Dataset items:

+ + +

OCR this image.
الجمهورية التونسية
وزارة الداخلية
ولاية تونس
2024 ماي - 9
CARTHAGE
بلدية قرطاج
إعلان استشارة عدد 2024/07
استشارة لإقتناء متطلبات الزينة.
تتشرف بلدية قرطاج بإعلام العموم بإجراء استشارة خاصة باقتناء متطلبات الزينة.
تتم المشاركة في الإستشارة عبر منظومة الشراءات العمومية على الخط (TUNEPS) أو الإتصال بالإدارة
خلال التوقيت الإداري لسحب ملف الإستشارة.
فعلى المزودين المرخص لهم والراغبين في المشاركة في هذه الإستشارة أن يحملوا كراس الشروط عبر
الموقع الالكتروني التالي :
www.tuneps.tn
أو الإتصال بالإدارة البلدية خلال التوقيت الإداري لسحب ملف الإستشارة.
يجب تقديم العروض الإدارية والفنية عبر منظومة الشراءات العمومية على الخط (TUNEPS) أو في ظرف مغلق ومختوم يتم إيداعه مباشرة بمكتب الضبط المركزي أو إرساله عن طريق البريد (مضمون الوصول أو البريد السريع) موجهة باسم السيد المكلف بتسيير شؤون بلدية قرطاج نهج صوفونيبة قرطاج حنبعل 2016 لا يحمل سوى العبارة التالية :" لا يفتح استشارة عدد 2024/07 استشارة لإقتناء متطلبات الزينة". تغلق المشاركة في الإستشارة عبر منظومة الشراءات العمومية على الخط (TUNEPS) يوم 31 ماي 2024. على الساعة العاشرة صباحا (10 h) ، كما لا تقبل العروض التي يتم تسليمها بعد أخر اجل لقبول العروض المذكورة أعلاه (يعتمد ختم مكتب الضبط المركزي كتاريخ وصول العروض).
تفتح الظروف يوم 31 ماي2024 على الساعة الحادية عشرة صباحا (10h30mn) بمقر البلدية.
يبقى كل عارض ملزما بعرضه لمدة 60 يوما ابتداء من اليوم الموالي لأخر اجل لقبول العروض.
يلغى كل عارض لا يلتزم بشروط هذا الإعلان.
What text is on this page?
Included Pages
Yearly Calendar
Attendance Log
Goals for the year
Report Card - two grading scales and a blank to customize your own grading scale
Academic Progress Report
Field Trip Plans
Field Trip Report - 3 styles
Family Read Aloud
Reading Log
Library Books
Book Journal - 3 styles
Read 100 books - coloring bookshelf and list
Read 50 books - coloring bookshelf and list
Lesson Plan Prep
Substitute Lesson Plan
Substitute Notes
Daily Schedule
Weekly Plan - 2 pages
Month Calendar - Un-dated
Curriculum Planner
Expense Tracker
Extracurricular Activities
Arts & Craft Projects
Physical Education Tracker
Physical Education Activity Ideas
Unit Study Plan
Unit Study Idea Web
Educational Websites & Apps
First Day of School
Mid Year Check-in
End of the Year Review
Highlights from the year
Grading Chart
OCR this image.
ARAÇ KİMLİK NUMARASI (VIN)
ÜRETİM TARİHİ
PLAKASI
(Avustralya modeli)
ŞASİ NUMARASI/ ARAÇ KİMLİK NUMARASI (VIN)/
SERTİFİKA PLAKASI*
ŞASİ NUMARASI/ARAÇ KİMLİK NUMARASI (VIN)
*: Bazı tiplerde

+ + +

Using the listing above, say how many of its lines contain the string "Field", giving nothing but the figure.

### [Worked answer]
2